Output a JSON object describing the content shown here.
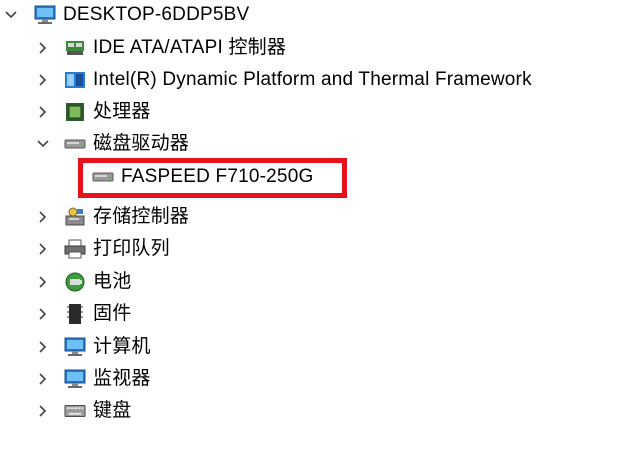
{
  "tree": {
    "root": {
      "label": "DESKTOP-6DDP5BV",
      "expanded": true,
      "icon": "computer-icon"
    },
    "items": [
      {
        "label": "IDE ATA/ATAPI 控制器",
        "icon": "ide-controller-icon",
        "expanded": false
      },
      {
        "label": "Intel(R) Dynamic Platform and Thermal Framework",
        "icon": "thermal-framework-icon",
        "expanded": false
      },
      {
        "label": "处理器",
        "icon": "processor-icon",
        "expanded": false
      },
      {
        "label": "磁盘驱动器",
        "icon": "disk-drive-icon",
        "expanded": true
      },
      {
        "label": "FASPEED F710-250G",
        "icon": "disk-icon",
        "child": true
      },
      {
        "label": "存储控制器",
        "icon": "storage-controller-icon",
        "expanded": false
      },
      {
        "label": "打印队列",
        "icon": "printer-icon",
        "expanded": false
      },
      {
        "label": "电池",
        "icon": "battery-icon",
        "expanded": false
      },
      {
        "label": "固件",
        "icon": "firmware-icon",
        "expanded": false
      },
      {
        "label": "计算机",
        "icon": "monitor-icon",
        "expanded": false
      },
      {
        "label": "监视器",
        "icon": "monitor-icon",
        "expanded": false
      },
      {
        "label": "键盘",
        "icon": "keyboard-icon",
        "expanded": false
      }
    ]
  },
  "highlight_color": "#e8101a"
}
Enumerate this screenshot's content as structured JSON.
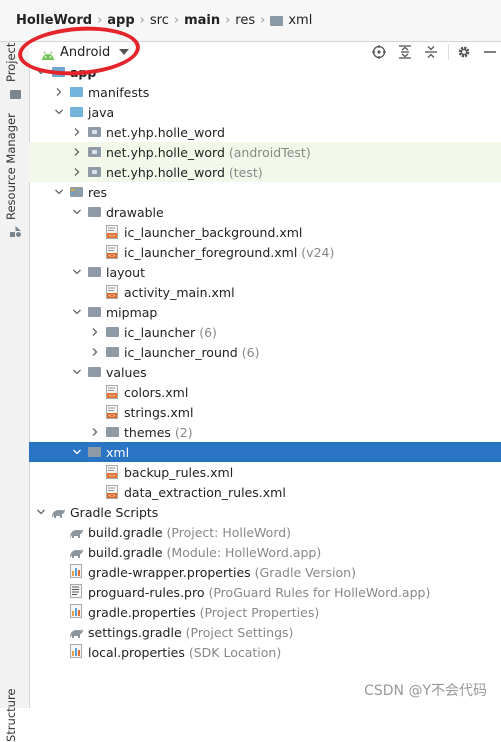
{
  "breadcrumb": [
    {
      "label": "HolleWord",
      "bold": true
    },
    {
      "label": "app",
      "bold": true
    },
    {
      "label": "src",
      "bold": false
    },
    {
      "label": "main",
      "bold": true
    },
    {
      "label": "res",
      "bold": false
    },
    {
      "label": "xml",
      "bold": false,
      "folder": true
    }
  ],
  "side_tabs": {
    "project": "Project",
    "resource_manager": "Resource Manager",
    "structure": "Structure"
  },
  "toolbar": {
    "view_selector": "Android",
    "icons": [
      "crosshair-icon",
      "expand-all-icon",
      "collapse-all-icon",
      "gear-icon",
      "minimize-icon"
    ]
  },
  "tree": [
    {
      "level": 1,
      "label": "app",
      "icon": "folder-app",
      "expanded": true,
      "bold": true
    },
    {
      "level": 2,
      "label": "manifests",
      "icon": "folder-blue",
      "expanded": false
    },
    {
      "level": 2,
      "label": "java",
      "icon": "folder-blue",
      "expanded": true
    },
    {
      "level": 3,
      "label": "net.yhp.holle_word",
      "icon": "package",
      "expanded": false
    },
    {
      "level": 3,
      "label": "net.yhp.holle_word",
      "hint": "(androidTest)",
      "icon": "package",
      "expanded": false,
      "green": true
    },
    {
      "level": 3,
      "label": "net.yhp.holle_word",
      "hint": "(test)",
      "icon": "package",
      "expanded": false,
      "green": true
    },
    {
      "level": 2,
      "label": "res",
      "icon": "folder-res",
      "expanded": true
    },
    {
      "level": 3,
      "label": "drawable",
      "icon": "folder-grey",
      "expanded": true
    },
    {
      "level": 4,
      "label": "ic_launcher_background.xml",
      "icon": "xml",
      "leaf": true
    },
    {
      "level": 4,
      "label": "ic_launcher_foreground.xml",
      "hint": "(v24)",
      "icon": "xml",
      "leaf": true
    },
    {
      "level": 3,
      "label": "layout",
      "icon": "folder-grey",
      "expanded": true
    },
    {
      "level": 4,
      "label": "activity_main.xml",
      "icon": "xml",
      "leaf": true
    },
    {
      "level": 3,
      "label": "mipmap",
      "icon": "folder-grey",
      "expanded": true
    },
    {
      "level": 4,
      "label": "ic_launcher",
      "hint": "(6)",
      "icon": "folder-grey",
      "expanded": false
    },
    {
      "level": 4,
      "label": "ic_launcher_round",
      "hint": "(6)",
      "icon": "folder-grey",
      "expanded": false
    },
    {
      "level": 3,
      "label": "values",
      "icon": "folder-grey",
      "expanded": true
    },
    {
      "level": 4,
      "label": "colors.xml",
      "icon": "xml",
      "leaf": true
    },
    {
      "level": 4,
      "label": "strings.xml",
      "icon": "xml",
      "leaf": true
    },
    {
      "level": 4,
      "label": "themes",
      "hint": "(2)",
      "icon": "folder-grey",
      "expanded": false
    },
    {
      "level": 3,
      "label": "xml",
      "icon": "folder-grey",
      "expanded": true,
      "selected": true
    },
    {
      "level": 4,
      "label": "backup_rules.xml",
      "icon": "xml",
      "leaf": true
    },
    {
      "level": 4,
      "label": "data_extraction_rules.xml",
      "icon": "xml",
      "leaf": true
    },
    {
      "level": 1,
      "label": "Gradle Scripts",
      "icon": "gradle",
      "expanded": true
    },
    {
      "level": 2,
      "label": "build.gradle",
      "hint": "(Project: HolleWord)",
      "icon": "gradle",
      "leaf": true
    },
    {
      "level": 2,
      "label": "build.gradle",
      "hint": "(Module: HolleWord.app)",
      "icon": "gradle",
      "leaf": true
    },
    {
      "level": 2,
      "label": "gradle-wrapper.properties",
      "hint": "(Gradle Version)",
      "icon": "properties",
      "leaf": true
    },
    {
      "level": 2,
      "label": "proguard-rules.pro",
      "hint": "(ProGuard Rules for HolleWord.app)",
      "icon": "proguard",
      "leaf": true
    },
    {
      "level": 2,
      "label": "gradle.properties",
      "hint": "(Project Properties)",
      "icon": "properties",
      "leaf": true
    },
    {
      "level": 2,
      "label": "settings.gradle",
      "hint": "(Project Settings)",
      "icon": "gradle",
      "leaf": true
    },
    {
      "level": 2,
      "label": "local.properties",
      "hint": "(SDK Location)",
      "icon": "properties",
      "leaf": true
    }
  ],
  "watermark": "CSDN @Y不会代码",
  "colors": {
    "selection": "#2a74c5",
    "green_row": "#f3f9ea",
    "annotation": "#e5232a"
  }
}
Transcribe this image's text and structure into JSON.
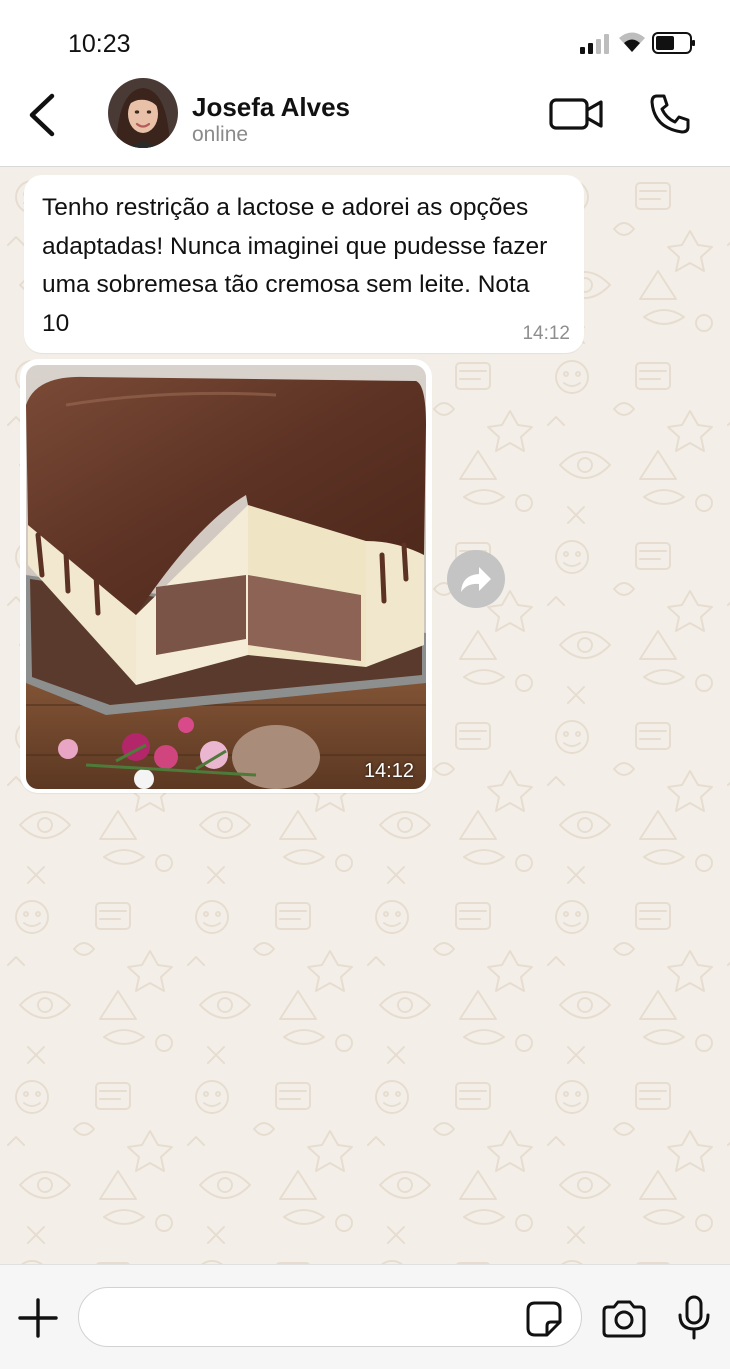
{
  "status_bar": {
    "time": "10:23",
    "signal_bars": 2
  },
  "header": {
    "contact_name": "Josefa Alves",
    "contact_status": "online"
  },
  "messages": [
    {
      "type": "text",
      "text": "Tenho restrição a lactose e adorei as opções adaptadas! Nunca imaginei que pudesse fazer uma sobremesa tão cremosa sem leite. Nota 10",
      "time": "14:12"
    },
    {
      "type": "image",
      "subject": "chocolate-covered layered ice cream cake",
      "time": "14:12"
    }
  ],
  "input": {
    "placeholder": ""
  },
  "icons": [
    "back-icon",
    "video-call-icon",
    "phone-icon",
    "forward-icon",
    "plus-icon",
    "sticker-icon",
    "camera-icon",
    "microphone-icon"
  ],
  "colors": {
    "chat_background": "#f3efe8",
    "bubble": "#ffffff",
    "header": "#ffffff",
    "time_text": "#8e8e8e"
  }
}
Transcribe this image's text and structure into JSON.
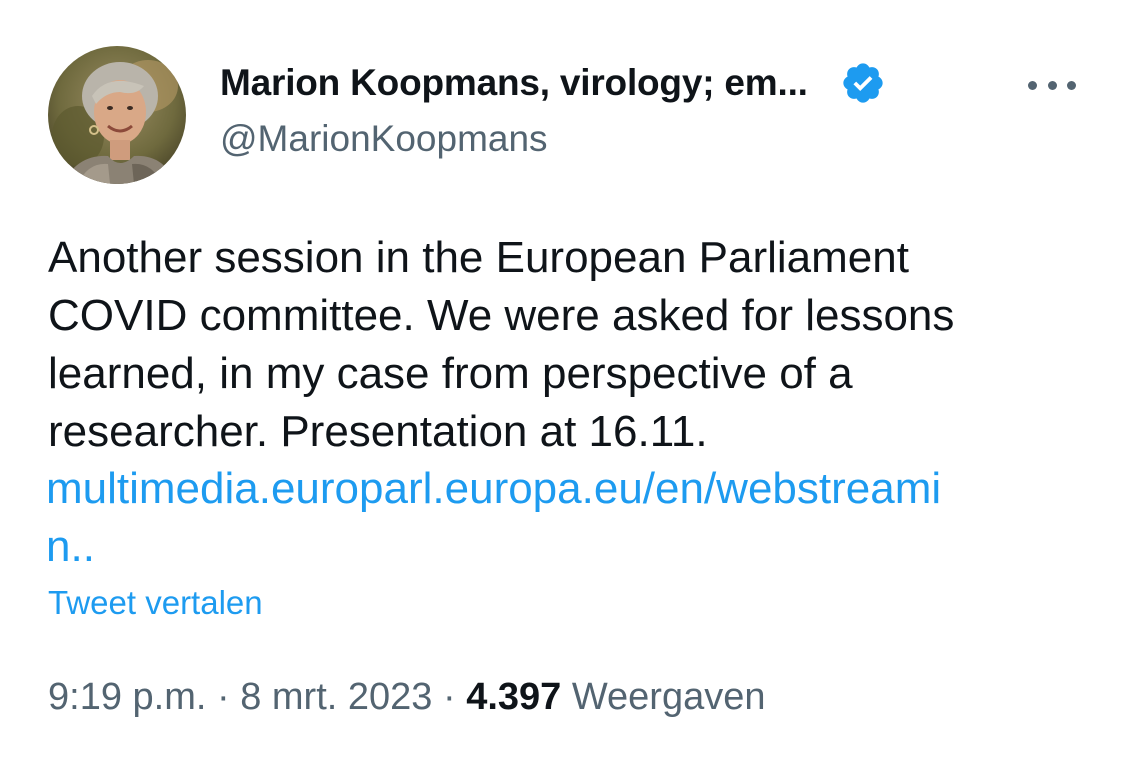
{
  "author": {
    "display_name": "Marion Koopmans, virology; em...",
    "handle": "@MarionKoopmans",
    "verified": true
  },
  "icons": {
    "avatar": "profile-photo",
    "verified": "verified-badge-icon",
    "more": "more-options-icon"
  },
  "tweet": {
    "text_lines": [
      "Another session in the European Parliament",
      "COVID committee. We were asked for lessons",
      "learned, in my case from perspective of a",
      "researcher. Presentation at 16.11."
    ],
    "link_lines": [
      "multimedia.europarl.europa.eu/en/webstreami",
      "n.."
    ],
    "translate_label": "Tweet vertalen"
  },
  "meta": {
    "time": "9:19 p.m.",
    "sep1": " · ",
    "date": "8 mrt. 2023",
    "sep2": " · ",
    "views_count": "4.397",
    "views_label": " Weergaven"
  },
  "colors": {
    "link_blue": "#1d9bf0",
    "secondary_gray": "#536471",
    "primary_text": "#0f1419"
  }
}
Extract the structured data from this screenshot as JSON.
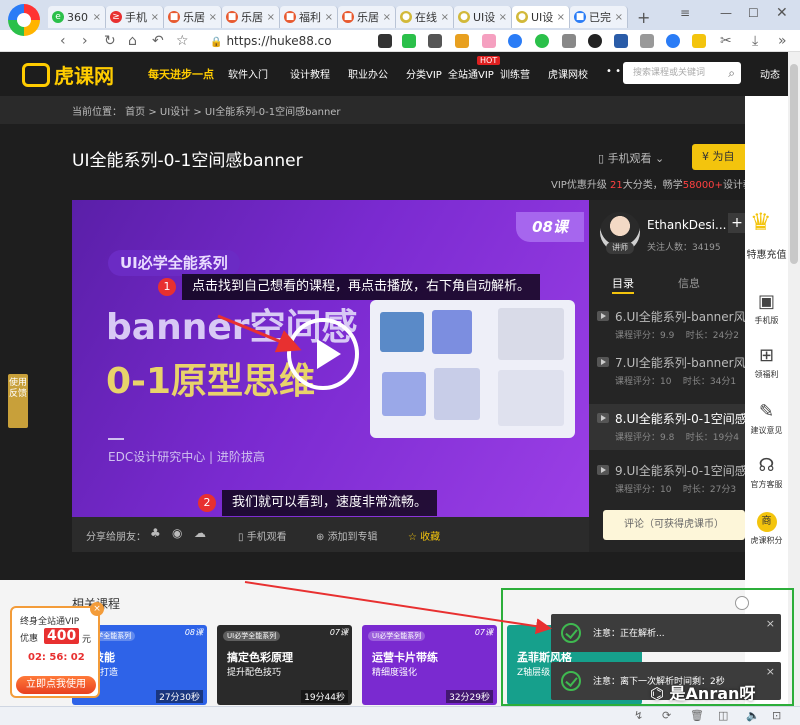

****************************************

Count up every line above that has the word "Project" in it; answer with the number alone.

4